ROWS »
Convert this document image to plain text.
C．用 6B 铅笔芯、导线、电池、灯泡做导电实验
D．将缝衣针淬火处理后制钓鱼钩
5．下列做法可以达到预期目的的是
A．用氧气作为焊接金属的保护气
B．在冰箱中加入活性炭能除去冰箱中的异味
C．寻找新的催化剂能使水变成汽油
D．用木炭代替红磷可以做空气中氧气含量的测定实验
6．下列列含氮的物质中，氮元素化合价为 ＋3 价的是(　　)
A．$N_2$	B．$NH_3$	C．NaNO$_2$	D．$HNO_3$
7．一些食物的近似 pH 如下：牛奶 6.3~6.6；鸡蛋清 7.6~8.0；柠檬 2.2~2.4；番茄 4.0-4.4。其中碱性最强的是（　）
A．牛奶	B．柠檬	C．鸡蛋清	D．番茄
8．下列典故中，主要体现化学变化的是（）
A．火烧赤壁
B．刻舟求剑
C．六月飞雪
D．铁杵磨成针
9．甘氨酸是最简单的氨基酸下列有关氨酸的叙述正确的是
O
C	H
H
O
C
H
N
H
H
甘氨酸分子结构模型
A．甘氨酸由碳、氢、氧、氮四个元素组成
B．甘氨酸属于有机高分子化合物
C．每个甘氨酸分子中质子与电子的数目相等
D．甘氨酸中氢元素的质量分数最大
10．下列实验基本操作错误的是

EXERCISE OBJECTIVE » Copy out the whole listing exactly as written.

PROBLEM SOLUTION »
Convert this document image to plain text.
C．用 6B 铅笔芯、导线、电池、灯泡做导电实验
D．将缝衣针淬火处理后制钓鱼钩
5．下列做法可以达到预期目的的是
A．用氧气作为焊接金属的保护气
B．在冰箱中加入活性炭能除去冰箱中的异味
C．寻找新的催化剂能使水变成汽油
D．用木炭代替红磷可以做空气中氧气含量的测定实验
6．下列列含氮的物质中，氮元素化合价为 ＋3 价的是(　　)
A．$N_2$	B．$NH_3$	C．NaNO$_2$	D．$HNO_3$
7．一些食物的近似 pH 如下：牛奶 6.3~6.6；鸡蛋清 7.6~8.0；柠檬 2.2~2.4；番茄 4.0-4.4。其中碱性最强的是（　）
A．牛奶	B．柠檬	C．鸡蛋清	D．番茄
8．下列典故中，主要体现化学变化的是（）
A．火烧赤壁
B．刻舟求剑
C．六月飞雪
D．铁杵磨成针
9．甘氨酸是最简单的氨基酸下列有关氨酸的叙述正确的是
O
C	H
H
O
C
H
N
H
H
甘氨酸分子结构模型
A．甘氨酸由碳、氢、氧、氮四个元素组成
B．甘氨酸属于有机高分子化合物
C．每个甘氨酸分子中质子与电子的数目相等
D．甘氨酸中氢元素的质量分数最大
10．下列实验基本操作错误的是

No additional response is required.